⟨

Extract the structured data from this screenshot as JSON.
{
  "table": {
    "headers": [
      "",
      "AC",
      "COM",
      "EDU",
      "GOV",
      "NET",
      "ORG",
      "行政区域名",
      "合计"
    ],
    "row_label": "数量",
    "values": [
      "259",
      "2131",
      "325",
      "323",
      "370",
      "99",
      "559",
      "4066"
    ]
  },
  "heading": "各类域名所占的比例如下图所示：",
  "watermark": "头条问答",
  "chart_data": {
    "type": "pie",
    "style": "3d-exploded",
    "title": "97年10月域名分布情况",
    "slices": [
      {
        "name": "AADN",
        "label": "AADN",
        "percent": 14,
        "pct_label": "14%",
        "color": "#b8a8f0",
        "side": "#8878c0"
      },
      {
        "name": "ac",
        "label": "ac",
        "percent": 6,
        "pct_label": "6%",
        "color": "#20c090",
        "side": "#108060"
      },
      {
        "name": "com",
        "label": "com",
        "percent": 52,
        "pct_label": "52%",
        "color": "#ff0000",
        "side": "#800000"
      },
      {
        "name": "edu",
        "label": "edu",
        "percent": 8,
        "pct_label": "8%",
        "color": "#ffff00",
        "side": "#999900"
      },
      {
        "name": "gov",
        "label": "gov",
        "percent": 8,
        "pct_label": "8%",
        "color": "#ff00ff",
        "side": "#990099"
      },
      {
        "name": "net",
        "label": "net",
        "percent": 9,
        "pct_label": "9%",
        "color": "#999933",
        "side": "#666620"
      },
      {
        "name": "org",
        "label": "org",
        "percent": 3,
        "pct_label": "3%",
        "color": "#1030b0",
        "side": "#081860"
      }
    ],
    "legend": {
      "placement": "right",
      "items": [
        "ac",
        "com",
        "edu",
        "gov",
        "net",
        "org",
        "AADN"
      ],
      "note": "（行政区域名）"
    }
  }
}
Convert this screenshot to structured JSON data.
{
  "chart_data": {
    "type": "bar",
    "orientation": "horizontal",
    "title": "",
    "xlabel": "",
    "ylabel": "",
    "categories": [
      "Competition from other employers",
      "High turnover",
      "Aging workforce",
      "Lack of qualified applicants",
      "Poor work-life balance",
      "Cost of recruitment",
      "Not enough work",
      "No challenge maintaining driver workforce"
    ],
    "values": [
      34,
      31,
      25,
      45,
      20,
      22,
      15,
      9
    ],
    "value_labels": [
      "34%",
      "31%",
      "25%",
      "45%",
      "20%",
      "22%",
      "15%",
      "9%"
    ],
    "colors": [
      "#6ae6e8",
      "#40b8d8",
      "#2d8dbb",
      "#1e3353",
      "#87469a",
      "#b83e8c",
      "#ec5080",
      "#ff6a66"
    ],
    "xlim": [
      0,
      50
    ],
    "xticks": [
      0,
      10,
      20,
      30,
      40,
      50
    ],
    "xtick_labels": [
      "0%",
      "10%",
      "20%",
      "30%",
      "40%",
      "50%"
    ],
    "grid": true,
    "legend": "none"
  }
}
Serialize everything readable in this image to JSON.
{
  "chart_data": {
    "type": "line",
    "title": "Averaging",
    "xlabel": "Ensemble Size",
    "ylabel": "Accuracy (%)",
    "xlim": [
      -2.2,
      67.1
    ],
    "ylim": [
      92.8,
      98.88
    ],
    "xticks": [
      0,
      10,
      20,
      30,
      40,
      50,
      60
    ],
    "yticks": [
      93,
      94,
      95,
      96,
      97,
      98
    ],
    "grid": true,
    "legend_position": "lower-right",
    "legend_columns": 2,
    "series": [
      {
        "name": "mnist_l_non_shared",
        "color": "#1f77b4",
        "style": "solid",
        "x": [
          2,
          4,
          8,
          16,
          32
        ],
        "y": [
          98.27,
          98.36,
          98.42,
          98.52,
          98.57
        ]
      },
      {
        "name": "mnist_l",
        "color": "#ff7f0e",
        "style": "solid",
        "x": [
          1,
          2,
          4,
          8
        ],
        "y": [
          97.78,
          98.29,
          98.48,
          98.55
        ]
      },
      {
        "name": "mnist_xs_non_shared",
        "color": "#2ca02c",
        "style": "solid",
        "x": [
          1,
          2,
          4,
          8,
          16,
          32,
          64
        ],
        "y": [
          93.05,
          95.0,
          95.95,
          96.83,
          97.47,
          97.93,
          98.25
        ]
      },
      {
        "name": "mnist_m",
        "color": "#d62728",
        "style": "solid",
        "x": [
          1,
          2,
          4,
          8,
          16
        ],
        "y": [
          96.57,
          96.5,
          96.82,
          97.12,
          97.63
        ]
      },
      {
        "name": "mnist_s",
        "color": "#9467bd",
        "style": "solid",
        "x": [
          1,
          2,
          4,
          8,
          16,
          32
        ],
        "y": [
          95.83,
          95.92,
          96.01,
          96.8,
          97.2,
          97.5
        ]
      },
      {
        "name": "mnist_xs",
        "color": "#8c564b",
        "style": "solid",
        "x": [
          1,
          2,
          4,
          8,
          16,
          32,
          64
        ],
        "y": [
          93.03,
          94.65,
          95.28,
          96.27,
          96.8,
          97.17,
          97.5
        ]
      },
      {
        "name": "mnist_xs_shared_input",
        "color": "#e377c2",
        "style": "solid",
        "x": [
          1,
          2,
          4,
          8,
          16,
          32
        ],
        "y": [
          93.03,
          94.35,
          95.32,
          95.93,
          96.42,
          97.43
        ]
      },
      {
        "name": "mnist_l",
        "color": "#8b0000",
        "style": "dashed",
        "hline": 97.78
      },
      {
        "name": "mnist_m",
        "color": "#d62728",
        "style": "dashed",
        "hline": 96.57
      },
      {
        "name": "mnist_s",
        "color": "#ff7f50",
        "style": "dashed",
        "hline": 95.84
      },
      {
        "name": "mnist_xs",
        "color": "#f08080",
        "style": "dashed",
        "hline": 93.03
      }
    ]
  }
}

⟩

- **Task description**
From the listing above, reproduce all the lines exactly.

- **Complete answer**
Extract the structured data from this screenshot as JSON.
{
  "table": {
    "headers": [
      "",
      "AC",
      "COM",
      "EDU",
      "GOV",
      "NET",
      "ORG",
      "行政区域名",
      "合计"
    ],
    "row_label": "数量",
    "values": [
      "259",
      "2131",
      "325",
      "323",
      "370",
      "99",
      "559",
      "4066"
    ]
  },
  "heading": "各类域名所占的比例如下图所示：",
  "watermark": "头条问答",
  "chart_data": {
    "type": "pie",
    "style": "3d-exploded",
    "title": "97年10月域名分布情况",
    "slices": [
      {
        "name": "AADN",
        "label": "AADN",
        "percent": 14,
        "pct_label": "14%",
        "color": "#b8a8f0",
        "side": "#8878c0"
      },
      {
        "name": "ac",
        "label": "ac",
        "percent": 6,
        "pct_label": "6%",
        "color": "#20c090",
        "side": "#108060"
      },
      {
        "name": "com",
        "label": "com",
        "percent": 52,
        "pct_label": "52%",
        "color": "#ff0000",
        "side": "#800000"
      },
      {
        "name": "edu",
        "label": "edu",
        "percent": 8,
        "pct_label": "8%",
        "color": "#ffff00",
        "side": "#999900"
      },
      {
        "name": "gov",
        "label": "gov",
        "percent": 8,
        "pct_label": "8%",
        "color": "#ff00ff",
        "side": "#990099"
      },
      {
        "name": "net",
        "label": "net",
        "percent": 9,
        "pct_label": "9%",
        "color": "#999933",
        "side": "#666620"
      },
      {
        "name": "org",
        "label": "org",
        "percent": 3,
        "pct_label": "3%",
        "color": "#1030b0",
        "side": "#081860"
      }
    ],
    "legend": {
      "placement": "right",
      "items": [
        "ac",
        "com",
        "edu",
        "gov",
        "net",
        "org",
        "AADN"
      ],
      "note": "（行政区域名）"
    }
  }
}
Convert this screenshot to structured JSON data.
{
  "chart_data": {
    "type": "bar",
    "orientation": "horizontal",
    "title": "",
    "xlabel": "",
    "ylabel": "",
    "categories": [
      "Competition from other employers",
      "High turnover",
      "Aging workforce",
      "Lack of qualified applicants",
      "Poor work-life balance",
      "Cost of recruitment",
      "Not enough work",
      "No challenge maintaining driver workforce"
    ],
    "values": [
      34,
      31,
      25,
      45,
      20,
      22,
      15,
      9
    ],
    "value_labels": [
      "34%",
      "31%",
      "25%",
      "45%",
      "20%",
      "22%",
      "15%",
      "9%"
    ],
    "colors": [
      "#6ae6e8",
      "#40b8d8",
      "#2d8dbb",
      "#1e3353",
      "#87469a",
      "#b83e8c",
      "#ec5080",
      "#ff6a66"
    ],
    "xlim": [
      0,
      50
    ],
    "xticks": [
      0,
      10,
      20,
      30,
      40,
      50
    ],
    "xtick_labels": [
      "0%",
      "10%",
      "20%",
      "30%",
      "40%",
      "50%"
    ],
    "grid": true,
    "legend": "none"
  }
}
Serialize everything readable in this image to JSON.
{
  "chart_data": {
    "type": "line",
    "title": "Averaging",
    "xlabel": "Ensemble Size",
    "ylabel": "Accuracy (%)",
    "xlim": [
      -2.2,
      67.1
    ],
    "ylim": [
      92.8,
      98.88
    ],
    "xticks": [
      0,
      10,
      20,
      30,
      40,
      50,
      60
    ],
    "yticks": [
      93,
      94,
      95,
      96,
      97,
      98
    ],
    "grid": true,
    "legend_position": "lower-right",
    "legend_columns": 2,
    "series": [
      {
        "name": "mnist_l_non_shared",
        "color": "#1f77b4",
        "style": "solid",
        "x": [
          2,
          4,
          8,
          16,
          32
        ],
        "y": [
          98.27,
          98.36,
          98.42,
          98.52,
          98.57
        ]
      },
      {
        "name": "mnist_l",
        "color": "#ff7f0e",
        "style": "solid",
        "x": [
          1,
          2,
          4,
          8
        ],
        "y": [
          97.78,
          98.29,
          98.48,
          98.55
        ]
      },
      {
        "name": "mnist_xs_non_shared",
        "color": "#2ca02c",
        "style": "solid",
        "x": [
          1,
          2,
          4,
          8,
          16,
          32,
          64
        ],
        "y": [
          93.05,
          95.0,
          95.95,
          96.83,
          97.47,
          97.93,
          98.25
        ]
      },
      {
        "name": "mnist_m",
        "color": "#d62728",
        "style": "solid",
        "x": [
          1,
          2,
          4,
          8,
          16
        ],
        "y": [
          96.57,
          96.5,
          96.82,
          97.12,
          97.63
        ]
      },
      {
        "name": "mnist_s",
        "color": "#9467bd",
        "style": "solid",
        "x": [
          1,
          2,
          4,
          8,
          16,
          32
        ],
        "y": [
          95.83,
          95.92,
          96.01,
          96.8,
          97.2,
          97.5
        ]
      },
      {
        "name": "mnist_xs",
        "color": "#8c564b",
        "style": "solid",
        "x": [
          1,
          2,
          4,
          8,
          16,
          32,
          64
        ],
        "y": [
          93.03,
          94.65,
          95.28,
          96.27,
          96.8,
          97.17,
          97.5
        ]
      },
      {
        "name": "mnist_xs_shared_input",
        "color": "#e377c2",
        "style": "solid",
        "x": [
          1,
          2,
          4,
          8,
          16,
          32
        ],
        "y": [
          93.03,
          94.35,
          95.32,
          95.93,
          96.42,
          97.43
        ]
      },
      {
        "name": "mnist_l",
        "color": "#8b0000",
        "style": "dashed",
        "hline": 97.78
      },
      {
        "name": "mnist_m",
        "color": "#d62728",
        "style": "dashed",
        "hline": 96.57
      },
      {
        "name": "mnist_s",
        "color": "#ff7f50",
        "style": "dashed",
        "hline": 95.84
      },
      {
        "name": "mnist_xs",
        "color": "#f08080",
        "style": "dashed",
        "hline": 93.03
      }
    ]
  }
}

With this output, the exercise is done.